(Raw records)
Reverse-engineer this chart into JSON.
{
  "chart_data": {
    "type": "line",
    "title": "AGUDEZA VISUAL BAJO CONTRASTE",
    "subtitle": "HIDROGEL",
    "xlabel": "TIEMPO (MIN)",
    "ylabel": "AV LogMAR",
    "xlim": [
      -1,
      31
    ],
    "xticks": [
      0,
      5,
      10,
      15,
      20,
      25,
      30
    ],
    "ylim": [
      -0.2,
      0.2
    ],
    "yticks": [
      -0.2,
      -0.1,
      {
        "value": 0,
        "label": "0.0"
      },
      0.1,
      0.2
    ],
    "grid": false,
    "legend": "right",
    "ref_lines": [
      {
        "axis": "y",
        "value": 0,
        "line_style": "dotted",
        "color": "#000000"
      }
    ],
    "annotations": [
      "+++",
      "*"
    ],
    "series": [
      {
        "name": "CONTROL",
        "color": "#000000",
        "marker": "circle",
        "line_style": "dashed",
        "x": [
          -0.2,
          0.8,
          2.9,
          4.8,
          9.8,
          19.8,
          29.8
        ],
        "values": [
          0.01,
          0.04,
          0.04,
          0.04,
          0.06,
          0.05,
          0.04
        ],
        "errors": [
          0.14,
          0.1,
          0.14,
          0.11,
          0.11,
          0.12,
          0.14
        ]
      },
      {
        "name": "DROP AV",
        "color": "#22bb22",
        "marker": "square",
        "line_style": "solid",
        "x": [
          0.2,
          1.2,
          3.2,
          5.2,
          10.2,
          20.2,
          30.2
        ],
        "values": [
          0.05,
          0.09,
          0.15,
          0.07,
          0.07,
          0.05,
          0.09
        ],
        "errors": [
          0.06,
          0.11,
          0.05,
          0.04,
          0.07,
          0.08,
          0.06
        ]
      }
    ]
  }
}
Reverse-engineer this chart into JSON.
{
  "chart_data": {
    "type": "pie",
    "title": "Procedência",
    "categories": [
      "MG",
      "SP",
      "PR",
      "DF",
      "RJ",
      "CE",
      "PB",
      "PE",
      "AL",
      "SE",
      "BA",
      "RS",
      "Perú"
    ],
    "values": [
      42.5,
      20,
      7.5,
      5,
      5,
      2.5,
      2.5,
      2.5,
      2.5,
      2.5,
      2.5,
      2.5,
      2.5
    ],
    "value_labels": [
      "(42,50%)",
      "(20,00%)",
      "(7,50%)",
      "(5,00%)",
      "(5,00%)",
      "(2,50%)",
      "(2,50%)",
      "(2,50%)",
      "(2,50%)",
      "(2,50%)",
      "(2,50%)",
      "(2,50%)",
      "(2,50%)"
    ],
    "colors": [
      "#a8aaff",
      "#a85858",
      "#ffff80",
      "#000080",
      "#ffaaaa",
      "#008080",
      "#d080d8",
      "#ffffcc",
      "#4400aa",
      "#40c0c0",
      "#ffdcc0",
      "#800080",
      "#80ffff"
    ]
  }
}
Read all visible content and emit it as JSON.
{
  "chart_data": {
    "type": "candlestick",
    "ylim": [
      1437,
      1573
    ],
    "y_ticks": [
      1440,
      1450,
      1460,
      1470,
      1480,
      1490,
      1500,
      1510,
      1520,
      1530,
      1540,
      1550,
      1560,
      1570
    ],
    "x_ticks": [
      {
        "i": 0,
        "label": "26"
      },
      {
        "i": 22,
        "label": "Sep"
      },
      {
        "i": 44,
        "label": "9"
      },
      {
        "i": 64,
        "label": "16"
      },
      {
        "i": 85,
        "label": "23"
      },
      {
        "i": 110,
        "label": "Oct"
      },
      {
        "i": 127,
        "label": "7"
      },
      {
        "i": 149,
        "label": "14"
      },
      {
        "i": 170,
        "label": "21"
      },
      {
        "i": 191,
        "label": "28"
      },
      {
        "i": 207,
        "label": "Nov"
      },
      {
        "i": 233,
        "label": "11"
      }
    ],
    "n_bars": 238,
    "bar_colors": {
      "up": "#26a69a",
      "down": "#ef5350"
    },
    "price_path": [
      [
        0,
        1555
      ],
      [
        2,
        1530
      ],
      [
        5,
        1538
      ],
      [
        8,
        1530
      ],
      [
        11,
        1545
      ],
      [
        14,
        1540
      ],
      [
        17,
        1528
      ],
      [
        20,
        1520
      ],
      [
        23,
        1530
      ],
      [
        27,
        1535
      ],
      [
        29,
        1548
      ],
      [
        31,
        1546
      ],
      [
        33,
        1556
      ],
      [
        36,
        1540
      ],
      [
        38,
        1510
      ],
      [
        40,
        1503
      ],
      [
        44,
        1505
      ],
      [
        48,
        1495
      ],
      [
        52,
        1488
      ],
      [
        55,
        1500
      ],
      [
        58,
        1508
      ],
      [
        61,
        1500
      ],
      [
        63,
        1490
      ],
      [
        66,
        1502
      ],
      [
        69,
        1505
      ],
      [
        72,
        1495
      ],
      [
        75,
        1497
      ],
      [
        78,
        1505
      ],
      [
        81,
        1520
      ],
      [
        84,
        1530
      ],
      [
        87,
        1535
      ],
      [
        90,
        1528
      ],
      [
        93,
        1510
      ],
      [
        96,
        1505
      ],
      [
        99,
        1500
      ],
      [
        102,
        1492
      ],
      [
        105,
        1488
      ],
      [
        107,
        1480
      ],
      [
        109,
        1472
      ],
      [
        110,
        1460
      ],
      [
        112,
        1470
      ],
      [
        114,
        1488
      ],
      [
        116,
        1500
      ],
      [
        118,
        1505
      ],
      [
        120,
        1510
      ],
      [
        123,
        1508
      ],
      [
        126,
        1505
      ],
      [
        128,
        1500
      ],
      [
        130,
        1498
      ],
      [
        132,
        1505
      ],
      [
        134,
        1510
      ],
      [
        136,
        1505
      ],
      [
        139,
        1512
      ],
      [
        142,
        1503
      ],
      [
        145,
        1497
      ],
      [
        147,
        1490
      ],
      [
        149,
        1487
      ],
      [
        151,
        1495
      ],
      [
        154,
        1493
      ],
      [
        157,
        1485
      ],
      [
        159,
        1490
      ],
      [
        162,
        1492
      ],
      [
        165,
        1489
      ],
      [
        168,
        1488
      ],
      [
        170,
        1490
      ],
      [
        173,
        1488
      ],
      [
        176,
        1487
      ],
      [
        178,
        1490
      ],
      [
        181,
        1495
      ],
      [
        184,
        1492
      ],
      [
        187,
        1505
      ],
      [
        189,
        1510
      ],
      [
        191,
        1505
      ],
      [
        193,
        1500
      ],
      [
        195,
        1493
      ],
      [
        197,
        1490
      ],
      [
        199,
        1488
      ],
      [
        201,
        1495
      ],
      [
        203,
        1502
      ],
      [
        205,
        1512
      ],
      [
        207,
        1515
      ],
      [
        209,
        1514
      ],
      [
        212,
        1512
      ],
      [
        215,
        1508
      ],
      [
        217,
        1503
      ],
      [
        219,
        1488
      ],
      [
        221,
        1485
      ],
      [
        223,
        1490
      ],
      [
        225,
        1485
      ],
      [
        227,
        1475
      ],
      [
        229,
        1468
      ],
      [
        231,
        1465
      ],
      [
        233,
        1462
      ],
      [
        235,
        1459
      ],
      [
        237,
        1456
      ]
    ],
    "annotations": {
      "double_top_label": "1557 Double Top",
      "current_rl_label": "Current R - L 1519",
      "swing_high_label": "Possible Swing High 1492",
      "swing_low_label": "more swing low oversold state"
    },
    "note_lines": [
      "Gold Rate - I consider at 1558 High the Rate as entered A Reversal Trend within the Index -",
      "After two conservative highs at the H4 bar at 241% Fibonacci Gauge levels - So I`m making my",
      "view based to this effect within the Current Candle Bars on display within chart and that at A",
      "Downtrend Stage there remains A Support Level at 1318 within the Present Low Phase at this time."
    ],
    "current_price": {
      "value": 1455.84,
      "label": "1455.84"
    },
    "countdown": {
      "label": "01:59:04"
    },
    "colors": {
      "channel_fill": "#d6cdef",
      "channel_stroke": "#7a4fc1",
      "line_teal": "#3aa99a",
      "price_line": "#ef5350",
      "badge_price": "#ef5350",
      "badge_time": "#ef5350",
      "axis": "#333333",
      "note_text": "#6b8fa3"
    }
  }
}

=== Set problem ===
Copy every line above in which the string "this" shows up.

=== Result of the exercise ===
Reverse-engineer this chart into JSON.
Reverse-engineer this chart into JSON.
      "view based to this effect within the Current Candle Bars on display within chart and that at A",
      "Downtrend Stage there remains A Support Level at 1318 within the Present Low Phase at this time."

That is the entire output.